::: DATA FOR THIS EXERCISE

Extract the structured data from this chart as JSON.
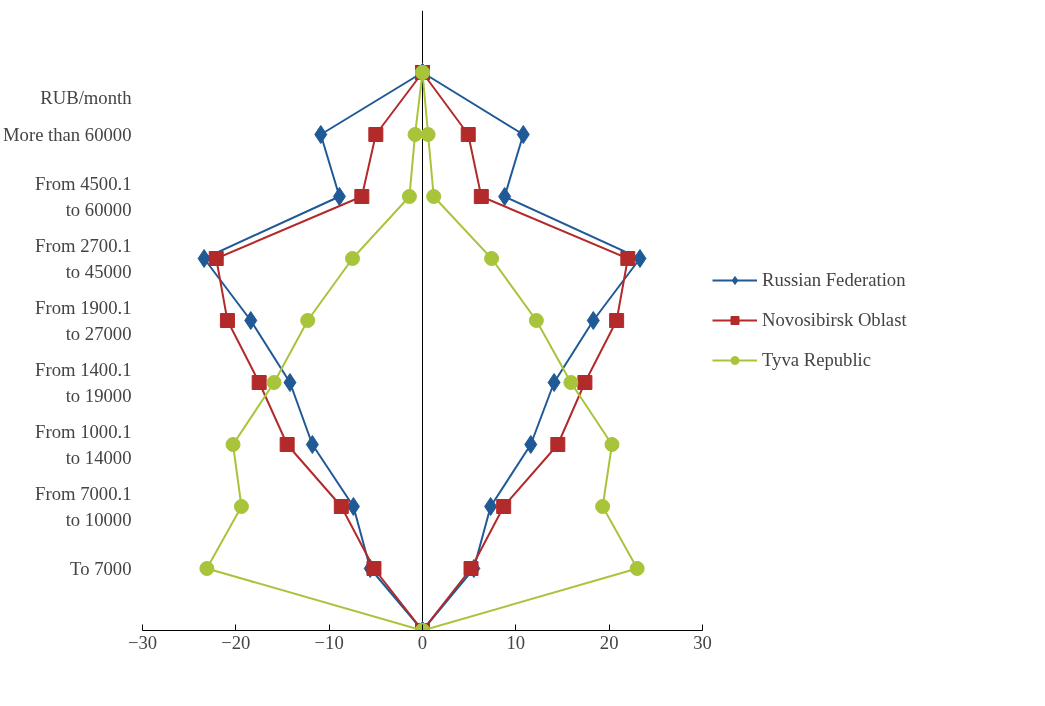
{
  "chart_data": {
    "type": "line",
    "orientation": "horizontal",
    "categories": [
      null,
      "More than 60000",
      "From 4500.1\nto 60000",
      "From 2700.1\nto 45000",
      "From 1900.1\nto 27000",
      "From 1400.1\nto 19000",
      "From 1000.1\nto 14000",
      "From 7000.1\nto 10000",
      "To 7000",
      null
    ],
    "series": [
      {
        "name": "Russian Federation",
        "color": "#1f5a96",
        "marker": "diamond",
        "values": [
          0,
          10.8,
          8.8,
          23.3,
          18.3,
          14.1,
          11.6,
          7.3,
          5.5,
          0
        ]
      },
      {
        "color": "#1f5a96",
        "marker": "diamond",
        "values": [
          0,
          -10.9,
          -8.9,
          -23.4,
          -18.4,
          -14.2,
          -11.8,
          -7.4,
          -5.6,
          0
        ]
      },
      {
        "name": "Novosibirsk Oblast",
        "color": "#b22a2a",
        "marker": "square",
        "values": [
          0,
          4.9,
          6.3,
          22.0,
          20.8,
          17.4,
          14.5,
          8.7,
          5.2,
          0
        ]
      },
      {
        "color": "#b22a2a",
        "marker": "square",
        "values": [
          0,
          -5.0,
          -6.5,
          -22.1,
          -20.9,
          -17.5,
          -14.5,
          -8.7,
          -5.2,
          0
        ]
      },
      {
        "name": "Tyva Republic",
        "color": "#a8c43a",
        "marker": "circle",
        "values": [
          0,
          0.6,
          1.2,
          7.4,
          12.2,
          15.9,
          20.3,
          19.3,
          23.0,
          0
        ]
      },
      {
        "color": "#a8c43a",
        "marker": "circle",
        "values": [
          0,
          -0.8,
          -1.4,
          -7.5,
          -12.3,
          -15.9,
          -20.3,
          -19.4,
          -23.1,
          0
        ]
      }
    ],
    "xlim": [
      -30,
      30
    ],
    "xticks": [
      -30,
      -20,
      -10,
      0,
      10,
      20,
      30
    ],
    "ref_lines": [
      {
        "axis": "x",
        "value": 0,
        "color": "#000000"
      }
    ],
    "annotations": [
      "RUB/month"
    ],
    "grid": false,
    "legend": "right"
  }
}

::::::

» EXERCISE DIRECTIONS
Can you retype every record above exactly, leaving out the pictures?

» SOLUTION TO THE PROBLEM
Extract the structured data from this chart as JSON.
{
  "chart_data": {
    "type": "line",
    "orientation": "horizontal",
    "categories": [
      null,
      "More than 60000",
      "From 4500.1\nto 60000",
      "From 2700.1\nto 45000",
      "From 1900.1\nto 27000",
      "From 1400.1\nto 19000",
      "From 1000.1\nto 14000",
      "From 7000.1\nto 10000",
      "To 7000",
      null
    ],
    "series": [
      {
        "name": "Russian Federation",
        "color": "#1f5a96",
        "marker": "diamond",
        "values": [
          0,
          10.8,
          8.8,
          23.3,
          18.3,
          14.1,
          11.6,
          7.3,
          5.5,
          0
        ]
      },
      {
        "color": "#1f5a96",
        "marker": "diamond",
        "values": [
          0,
          -10.9,
          -8.9,
          -23.4,
          -18.4,
          -14.2,
          -11.8,
          -7.4,
          -5.6,
          0
        ]
      },
      {
        "name": "Novosibirsk Oblast",
        "color": "#b22a2a",
        "marker": "square",
        "values": [
          0,
          4.9,
          6.3,
          22.0,
          20.8,
          17.4,
          14.5,
          8.7,
          5.2,
          0
        ]
      },
      {
        "color": "#b22a2a",
        "marker": "square",
        "values": [
          0,
          -5.0,
          -6.5,
          -22.1,
          -20.9,
          -17.5,
          -14.5,
          -8.7,
          -5.2,
          0
        ]
      },
      {
        "name": "Tyva Republic",
        "color": "#a8c43a",
        "marker": "circle",
        "values": [
          0,
          0.6,
          1.2,
          7.4,
          12.2,
          15.9,
          20.3,
          19.3,
          23.0,
          0
        ]
      },
      {
        "color": "#a8c43a",
        "marker": "circle",
        "values": [
          0,
          -0.8,
          -1.4,
          -7.5,
          -12.3,
          -15.9,
          -20.3,
          -19.4,
          -23.1,
          0
        ]
      }
    ],
    "xlim": [
      -30,
      30
    ],
    "xticks": [
      -30,
      -20,
      -10,
      0,
      10,
      20,
      30
    ],
    "ref_lines": [
      {
        "axis": "x",
        "value": 0,
        "color": "#000000"
      }
    ],
    "annotations": [
      "RUB/month"
    ],
    "grid": false,
    "legend": "right"
  }
}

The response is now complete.